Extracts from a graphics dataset

====================

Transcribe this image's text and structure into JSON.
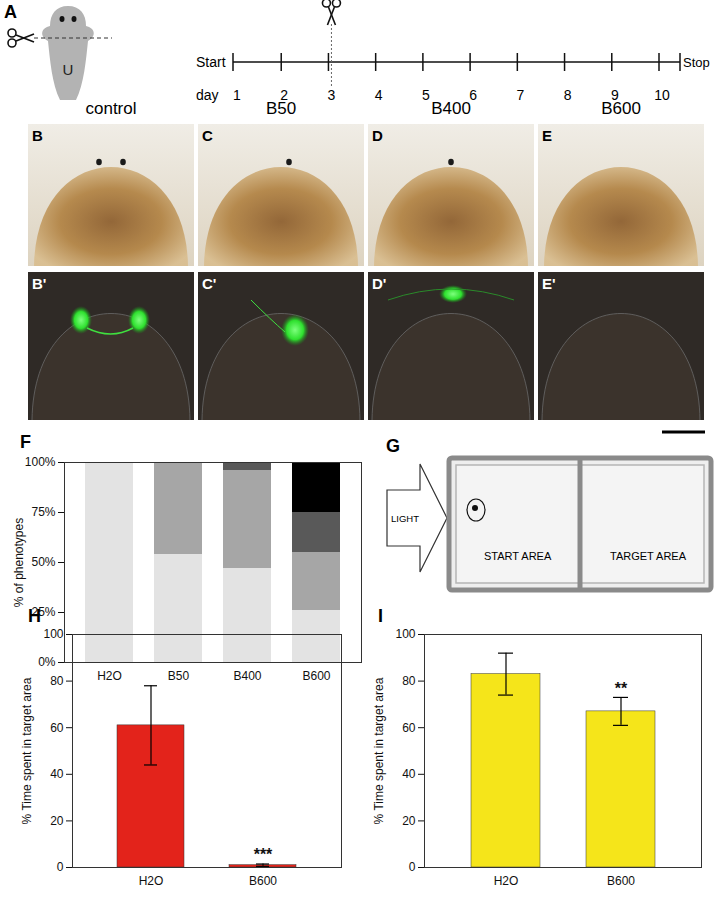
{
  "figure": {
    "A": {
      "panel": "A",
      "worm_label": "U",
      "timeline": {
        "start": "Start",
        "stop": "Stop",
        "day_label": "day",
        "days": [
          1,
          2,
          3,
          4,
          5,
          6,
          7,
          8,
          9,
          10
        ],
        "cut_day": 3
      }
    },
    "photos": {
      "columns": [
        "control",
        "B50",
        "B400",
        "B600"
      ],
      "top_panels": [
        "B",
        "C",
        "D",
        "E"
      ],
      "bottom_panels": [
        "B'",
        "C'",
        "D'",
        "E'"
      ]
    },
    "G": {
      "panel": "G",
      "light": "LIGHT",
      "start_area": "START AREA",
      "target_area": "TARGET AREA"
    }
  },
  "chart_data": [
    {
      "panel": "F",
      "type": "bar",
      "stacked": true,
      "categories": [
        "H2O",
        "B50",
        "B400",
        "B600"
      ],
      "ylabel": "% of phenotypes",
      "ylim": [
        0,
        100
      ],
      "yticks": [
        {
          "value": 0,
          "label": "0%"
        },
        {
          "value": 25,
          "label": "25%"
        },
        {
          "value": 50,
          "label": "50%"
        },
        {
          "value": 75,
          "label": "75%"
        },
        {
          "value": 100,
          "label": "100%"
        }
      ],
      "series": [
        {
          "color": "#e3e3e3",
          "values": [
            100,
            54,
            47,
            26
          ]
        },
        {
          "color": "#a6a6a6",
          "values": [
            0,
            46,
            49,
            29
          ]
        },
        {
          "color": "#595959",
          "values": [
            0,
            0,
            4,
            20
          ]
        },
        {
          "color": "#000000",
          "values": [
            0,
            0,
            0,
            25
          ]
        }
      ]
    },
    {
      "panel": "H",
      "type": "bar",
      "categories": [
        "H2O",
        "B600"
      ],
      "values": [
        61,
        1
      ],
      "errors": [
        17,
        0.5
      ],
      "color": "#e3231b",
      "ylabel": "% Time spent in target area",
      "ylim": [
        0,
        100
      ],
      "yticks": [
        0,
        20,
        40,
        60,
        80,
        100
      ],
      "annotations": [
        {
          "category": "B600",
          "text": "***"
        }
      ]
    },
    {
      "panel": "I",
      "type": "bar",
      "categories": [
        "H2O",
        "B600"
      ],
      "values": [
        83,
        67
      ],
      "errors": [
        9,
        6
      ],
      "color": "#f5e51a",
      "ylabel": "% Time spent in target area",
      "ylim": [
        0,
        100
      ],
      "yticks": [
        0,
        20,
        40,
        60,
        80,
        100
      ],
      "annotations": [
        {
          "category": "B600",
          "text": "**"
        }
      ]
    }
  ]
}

====================

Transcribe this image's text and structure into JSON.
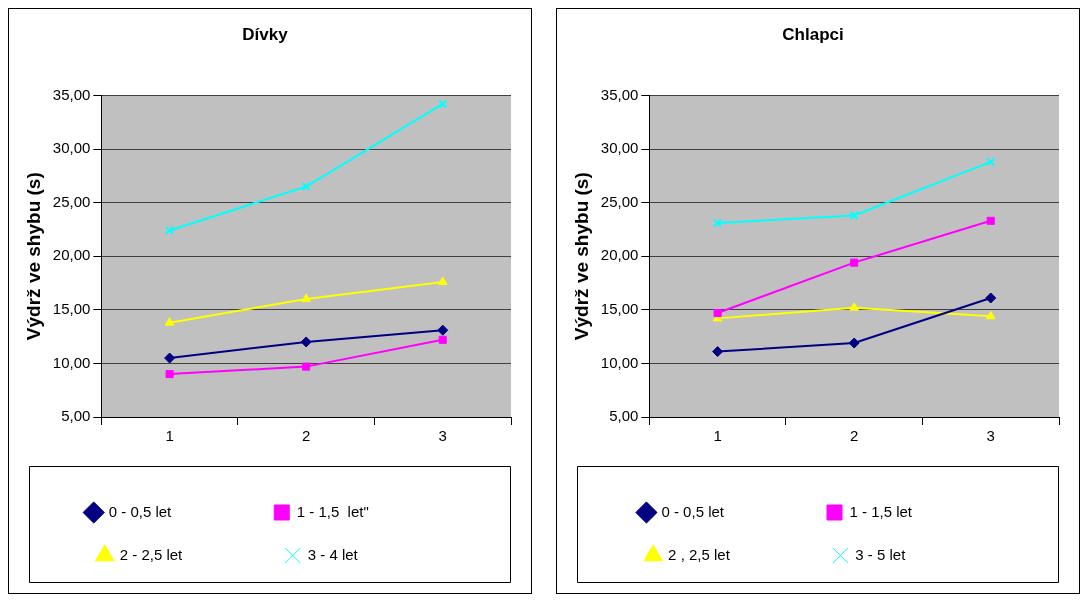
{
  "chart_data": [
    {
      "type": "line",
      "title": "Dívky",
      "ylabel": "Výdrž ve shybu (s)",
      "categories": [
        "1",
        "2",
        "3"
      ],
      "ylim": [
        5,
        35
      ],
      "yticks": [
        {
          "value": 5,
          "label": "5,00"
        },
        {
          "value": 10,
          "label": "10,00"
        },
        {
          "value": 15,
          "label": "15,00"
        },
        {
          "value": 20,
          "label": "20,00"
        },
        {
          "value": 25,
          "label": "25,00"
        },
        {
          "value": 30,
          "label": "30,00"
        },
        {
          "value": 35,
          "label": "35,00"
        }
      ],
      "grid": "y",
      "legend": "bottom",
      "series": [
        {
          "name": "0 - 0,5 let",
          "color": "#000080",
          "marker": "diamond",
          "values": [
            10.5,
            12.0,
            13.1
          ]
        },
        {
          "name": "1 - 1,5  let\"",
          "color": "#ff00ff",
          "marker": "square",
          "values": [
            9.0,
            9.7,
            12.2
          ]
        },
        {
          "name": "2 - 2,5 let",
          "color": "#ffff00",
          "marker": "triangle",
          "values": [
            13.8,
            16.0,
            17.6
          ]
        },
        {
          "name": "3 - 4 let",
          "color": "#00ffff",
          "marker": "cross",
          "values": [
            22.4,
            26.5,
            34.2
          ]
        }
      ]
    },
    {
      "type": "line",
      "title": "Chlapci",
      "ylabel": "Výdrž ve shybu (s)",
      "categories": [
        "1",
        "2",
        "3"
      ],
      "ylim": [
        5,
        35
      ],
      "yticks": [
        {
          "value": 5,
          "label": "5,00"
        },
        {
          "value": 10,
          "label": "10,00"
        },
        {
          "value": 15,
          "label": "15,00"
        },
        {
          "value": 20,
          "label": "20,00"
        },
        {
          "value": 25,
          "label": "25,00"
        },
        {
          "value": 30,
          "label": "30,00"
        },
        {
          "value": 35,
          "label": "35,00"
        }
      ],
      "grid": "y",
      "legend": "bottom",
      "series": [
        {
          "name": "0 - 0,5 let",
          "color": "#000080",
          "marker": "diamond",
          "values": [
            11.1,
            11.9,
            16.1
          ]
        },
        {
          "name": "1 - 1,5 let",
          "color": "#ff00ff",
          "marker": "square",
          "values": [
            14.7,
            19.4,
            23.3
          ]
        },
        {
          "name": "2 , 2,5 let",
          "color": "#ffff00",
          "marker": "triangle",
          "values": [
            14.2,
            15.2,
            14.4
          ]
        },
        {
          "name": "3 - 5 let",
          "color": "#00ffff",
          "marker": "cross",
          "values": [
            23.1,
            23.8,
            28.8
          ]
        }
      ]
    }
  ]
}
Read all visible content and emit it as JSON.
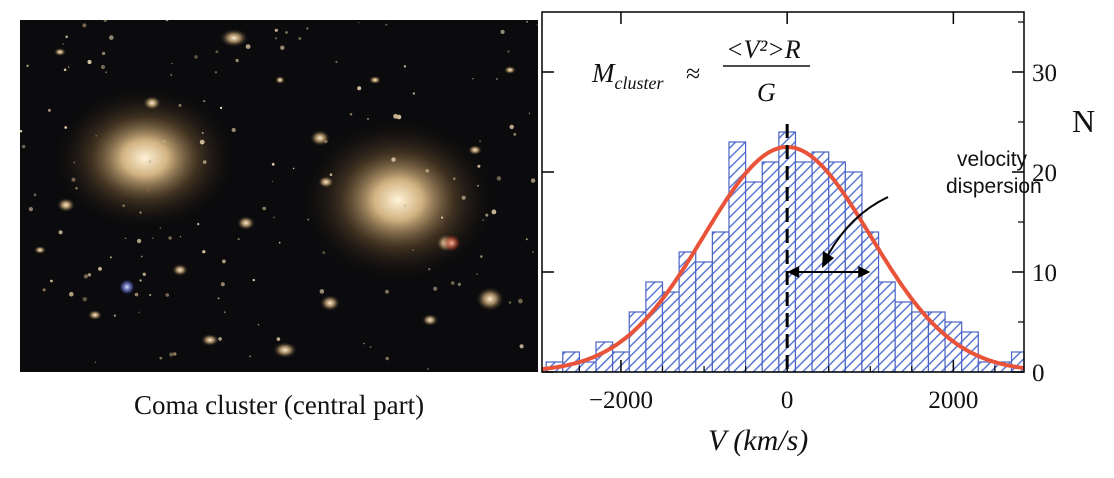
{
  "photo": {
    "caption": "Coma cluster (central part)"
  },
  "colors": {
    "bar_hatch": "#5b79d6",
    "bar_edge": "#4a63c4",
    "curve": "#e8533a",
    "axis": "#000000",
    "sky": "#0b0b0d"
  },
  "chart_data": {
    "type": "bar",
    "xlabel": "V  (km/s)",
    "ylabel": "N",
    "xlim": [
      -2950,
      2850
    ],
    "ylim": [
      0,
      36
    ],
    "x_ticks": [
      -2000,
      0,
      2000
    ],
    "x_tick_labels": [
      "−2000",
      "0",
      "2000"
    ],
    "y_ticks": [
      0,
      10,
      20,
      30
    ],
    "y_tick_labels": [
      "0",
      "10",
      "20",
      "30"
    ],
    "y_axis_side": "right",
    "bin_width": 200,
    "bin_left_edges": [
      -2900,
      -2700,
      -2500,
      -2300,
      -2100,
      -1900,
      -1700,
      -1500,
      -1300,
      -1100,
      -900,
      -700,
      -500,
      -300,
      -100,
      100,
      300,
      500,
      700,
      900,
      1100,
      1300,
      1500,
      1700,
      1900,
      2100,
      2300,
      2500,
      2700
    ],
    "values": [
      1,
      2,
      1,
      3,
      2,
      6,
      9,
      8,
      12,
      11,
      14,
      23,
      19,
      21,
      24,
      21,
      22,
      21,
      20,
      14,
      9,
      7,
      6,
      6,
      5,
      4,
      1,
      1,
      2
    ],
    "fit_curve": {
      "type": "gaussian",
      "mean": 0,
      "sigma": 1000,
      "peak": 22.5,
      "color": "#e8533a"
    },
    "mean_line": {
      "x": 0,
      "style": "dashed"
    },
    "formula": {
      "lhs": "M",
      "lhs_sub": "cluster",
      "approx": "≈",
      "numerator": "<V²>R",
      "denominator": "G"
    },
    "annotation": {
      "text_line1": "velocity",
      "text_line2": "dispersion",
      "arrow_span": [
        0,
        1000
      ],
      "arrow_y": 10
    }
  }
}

====================

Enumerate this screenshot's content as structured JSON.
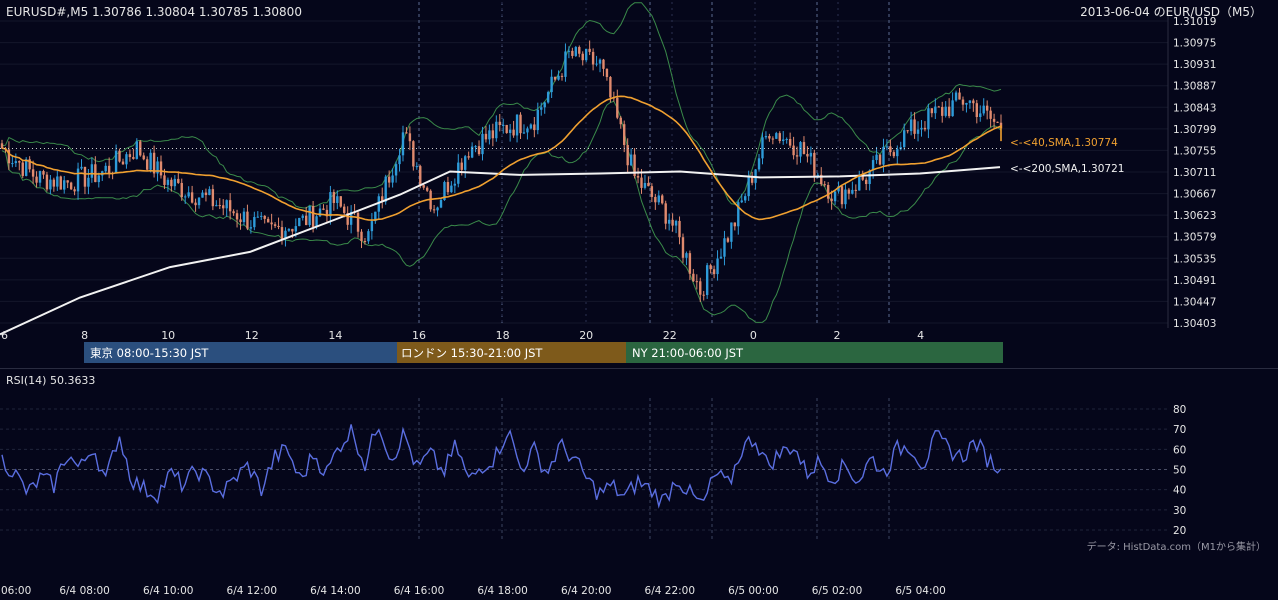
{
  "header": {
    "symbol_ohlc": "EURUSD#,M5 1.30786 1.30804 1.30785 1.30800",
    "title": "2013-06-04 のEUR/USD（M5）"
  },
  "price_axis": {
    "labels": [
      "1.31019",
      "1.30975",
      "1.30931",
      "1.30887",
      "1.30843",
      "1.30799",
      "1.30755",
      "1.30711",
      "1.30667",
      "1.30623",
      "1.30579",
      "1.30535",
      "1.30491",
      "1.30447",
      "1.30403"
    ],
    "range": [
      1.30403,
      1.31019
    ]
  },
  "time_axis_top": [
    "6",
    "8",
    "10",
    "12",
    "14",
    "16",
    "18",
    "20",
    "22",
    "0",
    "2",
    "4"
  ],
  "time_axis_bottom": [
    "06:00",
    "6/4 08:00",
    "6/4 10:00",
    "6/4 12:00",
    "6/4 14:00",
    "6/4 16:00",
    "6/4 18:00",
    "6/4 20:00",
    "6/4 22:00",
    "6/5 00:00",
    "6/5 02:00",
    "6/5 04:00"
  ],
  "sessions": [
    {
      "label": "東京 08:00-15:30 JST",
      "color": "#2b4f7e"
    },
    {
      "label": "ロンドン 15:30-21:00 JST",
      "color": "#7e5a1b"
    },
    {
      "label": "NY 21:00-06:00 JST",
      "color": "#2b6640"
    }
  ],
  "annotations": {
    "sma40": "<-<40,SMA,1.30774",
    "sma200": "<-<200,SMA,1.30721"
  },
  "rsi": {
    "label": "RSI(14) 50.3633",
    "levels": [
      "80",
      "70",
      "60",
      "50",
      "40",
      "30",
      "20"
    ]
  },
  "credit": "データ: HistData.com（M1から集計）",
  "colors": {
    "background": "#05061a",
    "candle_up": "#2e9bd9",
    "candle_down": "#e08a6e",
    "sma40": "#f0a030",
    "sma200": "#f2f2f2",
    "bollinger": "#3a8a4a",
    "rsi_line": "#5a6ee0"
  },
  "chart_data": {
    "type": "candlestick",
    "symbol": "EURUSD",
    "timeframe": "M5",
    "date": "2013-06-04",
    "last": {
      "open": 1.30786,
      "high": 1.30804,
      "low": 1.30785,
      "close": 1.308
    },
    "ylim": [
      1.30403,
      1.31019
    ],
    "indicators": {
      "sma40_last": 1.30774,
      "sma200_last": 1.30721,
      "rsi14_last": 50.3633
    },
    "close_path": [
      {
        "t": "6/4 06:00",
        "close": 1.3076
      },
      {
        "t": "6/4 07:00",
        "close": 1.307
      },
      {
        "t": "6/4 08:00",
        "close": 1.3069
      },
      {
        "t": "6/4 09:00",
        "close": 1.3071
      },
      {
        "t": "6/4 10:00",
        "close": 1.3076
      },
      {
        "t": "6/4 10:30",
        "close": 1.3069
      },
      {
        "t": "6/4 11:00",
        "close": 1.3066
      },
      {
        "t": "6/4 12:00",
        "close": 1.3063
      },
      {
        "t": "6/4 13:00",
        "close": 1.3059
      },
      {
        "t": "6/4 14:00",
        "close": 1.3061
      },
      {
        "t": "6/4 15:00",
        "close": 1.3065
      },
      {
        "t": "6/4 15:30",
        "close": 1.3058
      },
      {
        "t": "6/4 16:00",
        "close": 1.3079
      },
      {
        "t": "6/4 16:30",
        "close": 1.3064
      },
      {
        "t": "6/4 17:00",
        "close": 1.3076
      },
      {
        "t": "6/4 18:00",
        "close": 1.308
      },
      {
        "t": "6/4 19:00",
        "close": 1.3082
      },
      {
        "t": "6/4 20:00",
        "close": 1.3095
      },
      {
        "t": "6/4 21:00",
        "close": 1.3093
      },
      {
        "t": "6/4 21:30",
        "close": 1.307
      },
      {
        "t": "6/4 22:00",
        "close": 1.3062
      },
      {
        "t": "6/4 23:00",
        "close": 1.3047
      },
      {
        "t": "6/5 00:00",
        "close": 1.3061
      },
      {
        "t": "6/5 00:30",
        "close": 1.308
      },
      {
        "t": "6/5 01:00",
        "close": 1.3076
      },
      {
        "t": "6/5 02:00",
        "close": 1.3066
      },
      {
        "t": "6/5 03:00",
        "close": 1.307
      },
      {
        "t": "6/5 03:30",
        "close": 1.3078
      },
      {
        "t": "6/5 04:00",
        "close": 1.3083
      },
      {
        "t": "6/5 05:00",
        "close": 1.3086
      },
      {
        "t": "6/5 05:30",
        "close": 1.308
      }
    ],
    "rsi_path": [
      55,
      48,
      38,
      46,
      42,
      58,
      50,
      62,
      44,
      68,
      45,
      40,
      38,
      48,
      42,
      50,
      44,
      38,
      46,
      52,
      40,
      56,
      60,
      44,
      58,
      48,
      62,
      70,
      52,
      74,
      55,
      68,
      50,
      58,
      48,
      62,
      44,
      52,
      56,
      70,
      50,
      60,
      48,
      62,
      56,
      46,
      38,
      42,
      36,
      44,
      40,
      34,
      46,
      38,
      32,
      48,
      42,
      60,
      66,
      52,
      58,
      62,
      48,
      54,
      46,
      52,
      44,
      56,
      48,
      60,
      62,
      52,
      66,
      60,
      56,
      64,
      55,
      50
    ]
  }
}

====================

• _TASK TO COMPLETE_
Looking at the entries above, state how many lines contain "JSON"; give the number alone.

• _RESULT OF THE TASK_
4